start Supplied information

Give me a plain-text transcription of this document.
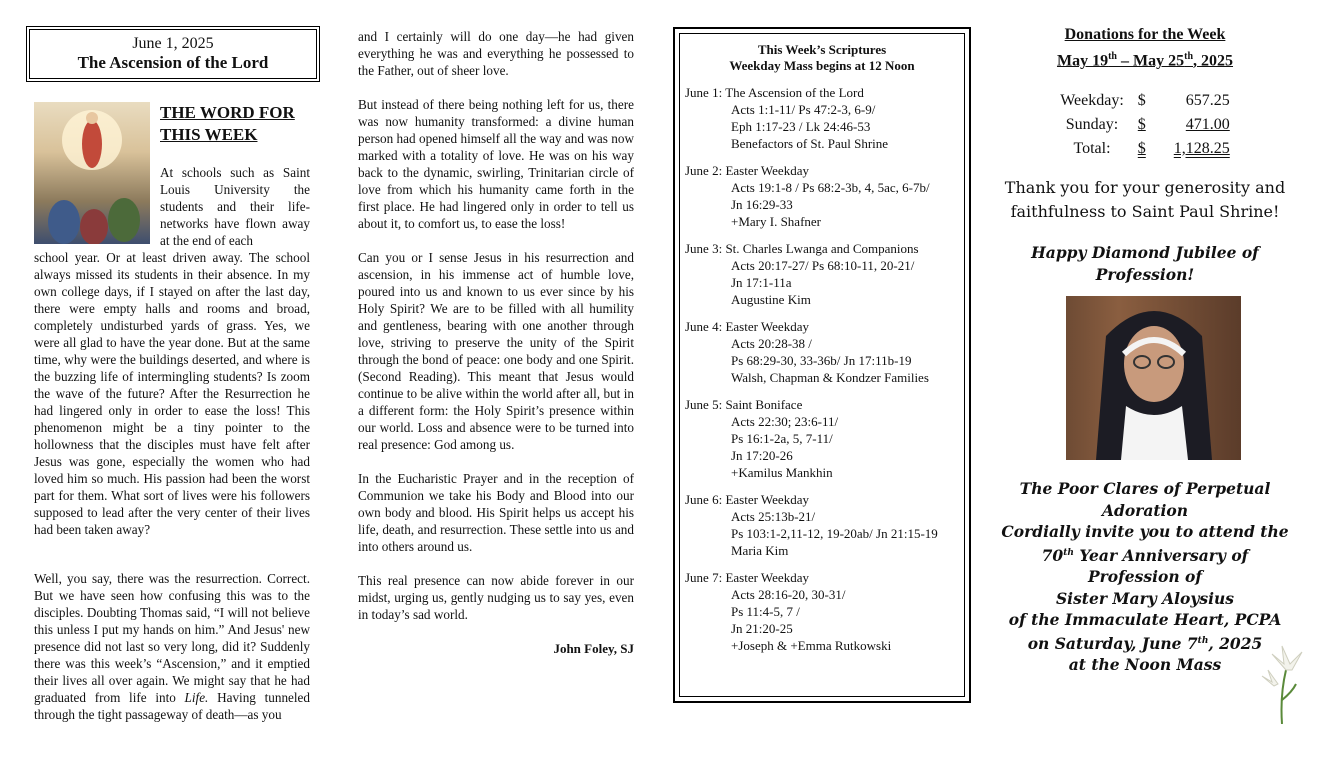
June 1, 2025
The Ascension of the Lord
THE WORD FOR
THIS WEEK
At schools such as Saint Louis University the students and their life-networks have flown away at the end of each
school year. Or at least driven away. The school always missed its students in their absence. In my own college days, if I stayed on after the last day, there were empty halls and rooms and broad, completely undisturbed yards of grass. Yes, we were all glad to have the year done. But at the same time, why were the buildings deserted, and where is the buzzing life of intermingling students? Is zoom the wave of the future? After the Resurrection he had lingered only in order to ease the loss! This phenomenon might be a tiny pointer to the hollowness that the disciples must have felt after Jesus was gone, especially the women who had loved him so much. His passion had been the worst part for them. What sort of lives were his followers supposed to lead after the very center of their lives had been taken away?
Well, you say, there was the resurrection. Correct. But we have seen how confusing this was to the disciples. Doubting Thomas said, “I will not believe this unless I put my hands on him.” And Jesus' new presence did not last so very long, did it? Suddenly there was this week’s “Ascension,” and it emptied their lives all over again. We might say that he had graduated from life into Life. Having tunneled through the tight passageway of death—as you

and I certainly will do one day—he had given everything he was and everything he possessed to the Father, out of sheer love.

But instead of there being nothing left for us, there was now humanity transformed: a divine human person had opened himself all the way and was now marked with a totality of love. He was on his way back to the dynamic, swirling, Trinitarian circle of love from which his humanity came forth in the first place. He had lingered only in order to tell us about it, to comfort us, to ease the loss!

Can you or I sense Jesus in his resurrection and ascension, in his immense act of humble love, poured into us and known to us ever since by his Holy Spirit? We are to be filled with all humility and gentleness, bearing with one another through love, striving to preserve the unity of the Spirit through the bond of peace: one body and one Spirit. (Second Reading). This meant that Jesus would continue to be alive within the world after all, but in a different form: the Holy Spirit’s presence within our world. Loss and absence were to be turned into real presence: God among us.

In the Eucharistic Prayer and in the reception of Communion we take his Body and Blood into our own body and blood. His Spirit helps us accept his life, death, and resurrection. These settle into us and into others around us.

This real presence can now abide forever in our midst, urging us, gently nudging us to say yes, even in today’s sad world.

John Foley, SJ
This Week’s Scriptures
Weekday Mass begins at 12 Noon
June 1: The Ascension of the Lord
Acts 1:1-11/ Ps 47:2-3, 6-9/
Eph 1:17-23 / Lk 24:46-53
Benefactors of St. Paul Shrine
June 2: Easter Weekday
Acts 19:1-8 / Ps 68:2-3b, 4, 5ac, 6-7b/
Jn 16:29-33
+Mary I. Shafner
June 3: St. Charles Lwanga and Companions
Acts 20:17-27/ Ps 68:10-11, 20-21/
Jn 17:1-11a
Augustine Kim
June 4: Easter Weekday
Acts 20:28-38 /
Ps 68:29-30, 33-36b/ Jn 17:11b-19
Walsh, Chapman & Kondzer Families
June 5: Saint Boniface
Acts 22:30; 23:6-11/
Ps 16:1-2a, 5, 7-11/
Jn 17:20-26
+Kamilus Mankhin
June 6: Easter Weekday
Acts 25:13b-21/
Ps 103:1-2,11-12, 19-20ab/ Jn 21:15-19
Maria Kim
June 7: Easter Weekday
Acts 28:16-20, 30-31/
Ps 11:4-5, 7 /
Jn 21:20-25
+Joseph & +Emma Rutkowski
Donations for the Week
May 19th – May 25th, 2025
Weekday:	$	657.25
Sunday:	$	471.00
Total:	$	1,128.25
Thank you for your generosity and faithfulness to Saint Paul Shrine!
Happy Diamond Jubilee of Profession!
The Poor Clares of Perpetual Adoration
Cordially invite you to attend the
70th Year Anniversary of Profession of
Sister Mary Aloysius
of the Immaculate Heart, PCPA
on Saturday, June 7th, 2025
at the Noon Mass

end Supplied information

*Instructions to follow:*
Go through the preceding material and copy each line that has the word "Lord".

*Solution to the problem:*
The Ascension of the Lord
June 1: The Ascension of the Lord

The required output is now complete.